WRITTEN PROBLEM:
Spot each line that carries the word "Leisure"; copy those lines.
-------
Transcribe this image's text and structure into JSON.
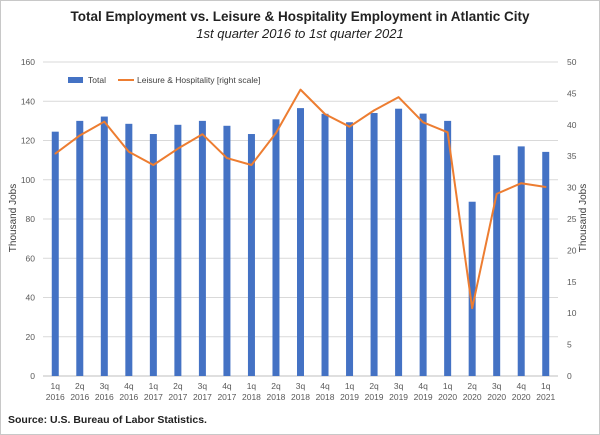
{
  "chart_data": {
    "type": "bar",
    "title": "Total Employment vs. Leisure & Hospitality Employment in Atlantic City",
    "subtitle": "1st quarter 2016 to 1st quarter 2021",
    "ylabel_left": "Thousand Jobs",
    "ylabel_right": "Thousand Jobs",
    "ylim_left": [
      0,
      160
    ],
    "yticks_left": [
      0,
      20,
      40,
      60,
      80,
      100,
      120,
      140,
      160
    ],
    "ylim_right": [
      0,
      50
    ],
    "yticks_right": [
      0,
      5,
      10,
      15,
      20,
      25,
      30,
      35,
      40,
      45,
      50
    ],
    "grid": true,
    "legend_position": "top-left",
    "categories": [
      {
        "q": "1q",
        "y": "2016"
      },
      {
        "q": "2q",
        "y": "2016"
      },
      {
        "q": "3q",
        "y": "2016"
      },
      {
        "q": "4q",
        "y": "2016"
      },
      {
        "q": "1q",
        "y": "2017"
      },
      {
        "q": "2q",
        "y": "2017"
      },
      {
        "q": "3q",
        "y": "2017"
      },
      {
        "q": "4q",
        "y": "2017"
      },
      {
        "q": "1q",
        "y": "2018"
      },
      {
        "q": "2q",
        "y": "2018"
      },
      {
        "q": "3q",
        "y": "2018"
      },
      {
        "q": "4q",
        "y": "2018"
      },
      {
        "q": "1q",
        "y": "2019"
      },
      {
        "q": "2q",
        "y": "2019"
      },
      {
        "q": "3q",
        "y": "2019"
      },
      {
        "q": "4q",
        "y": "2019"
      },
      {
        "q": "1q",
        "y": "2020"
      },
      {
        "q": "2q",
        "y": "2020"
      },
      {
        "q": "3q",
        "y": "2020"
      },
      {
        "q": "4q",
        "y": "2020"
      },
      {
        "q": "1q",
        "y": "2021"
      }
    ],
    "series": [
      {
        "name": "Total",
        "kind": "bar",
        "axis": "left",
        "color": "#4472c4",
        "values": [
          124.5,
          130.0,
          132.2,
          128.5,
          123.3,
          128.0,
          130.0,
          127.5,
          123.3,
          130.8,
          136.5,
          133.6,
          129.3,
          134.0,
          136.2,
          133.7,
          130.0,
          88.8,
          112.5,
          117.0,
          114.2
        ]
      },
      {
        "name": "Leisure & Hospitality [right scale]",
        "kind": "line",
        "axis": "right",
        "color": "#ed7d31",
        "values": [
          35.4,
          38.3,
          40.5,
          35.7,
          33.6,
          36.2,
          38.5,
          34.7,
          33.6,
          38.7,
          45.6,
          41.7,
          39.7,
          42.3,
          44.4,
          40.4,
          38.8,
          10.8,
          29.0,
          30.7,
          30.1
        ]
      }
    ]
  },
  "source": "Source: U.S. Bureau of Labor Statistics."
}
-------
RESULT OF THIS EXERCISE:
    "title": "Total Employment vs. Leisure & Hospitality Employment in Atlantic City",
        "name": "Leisure & Hospitality [right scale]",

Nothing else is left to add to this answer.